-- Available data start --

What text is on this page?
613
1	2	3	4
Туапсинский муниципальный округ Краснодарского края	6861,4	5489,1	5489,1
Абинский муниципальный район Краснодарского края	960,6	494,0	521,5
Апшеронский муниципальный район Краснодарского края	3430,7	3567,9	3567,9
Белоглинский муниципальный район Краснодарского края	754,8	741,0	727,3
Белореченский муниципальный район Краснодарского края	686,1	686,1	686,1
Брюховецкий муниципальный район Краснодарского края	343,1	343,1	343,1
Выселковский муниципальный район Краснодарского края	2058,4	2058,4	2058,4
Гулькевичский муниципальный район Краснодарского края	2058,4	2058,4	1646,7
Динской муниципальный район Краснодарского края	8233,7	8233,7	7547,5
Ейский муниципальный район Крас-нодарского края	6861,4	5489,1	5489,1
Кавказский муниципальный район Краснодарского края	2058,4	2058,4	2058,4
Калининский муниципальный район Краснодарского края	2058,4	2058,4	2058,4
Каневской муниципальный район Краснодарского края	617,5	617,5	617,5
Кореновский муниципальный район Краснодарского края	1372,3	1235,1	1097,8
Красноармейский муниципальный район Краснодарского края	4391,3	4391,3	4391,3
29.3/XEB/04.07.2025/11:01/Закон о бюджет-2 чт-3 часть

-- Available data end --

- Exercise directions
Write the data back out verbatim.

- Output below
What text is on this page?
613
1	2	3	4
Туапсинский муниципальный округ Краснодарского края	6861,4	5489,1	5489,1
Абинский муниципальный район Краснодарского края	960,6	494,0	521,5
Апшеронский муниципальный район Краснодарского края	3430,7	3567,9	3567,9
Белоглинский муниципальный район Краснодарского края	754,8	741,0	727,3
Белореченский муниципальный район Краснодарского края	686,1	686,1	686,1
Брюховецкий муниципальный район Краснодарского края	343,1	343,1	343,1
Выселковский муниципальный район Краснодарского края	2058,4	2058,4	2058,4
Гулькевичский муниципальный район Краснодарского края	2058,4	2058,4	1646,7
Динской муниципальный район Краснодарского края	8233,7	8233,7	7547,5
Ейский муниципальный район Крас-нодарского края	6861,4	5489,1	5489,1
Кавказский муниципальный район Краснодарского края	2058,4	2058,4	2058,4
Калининский муниципальный район Краснодарского края	2058,4	2058,4	2058,4
Каневской муниципальный район Краснодарского края	617,5	617,5	617,5
Кореновский муниципальный район Краснодарского края	1372,3	1235,1	1097,8
Красноармейский муниципальный район Краснодарского края	4391,3	4391,3	4391,3
29.3/XEB/04.07.2025/11:01/Закон о бюджет-2 чт-3 часть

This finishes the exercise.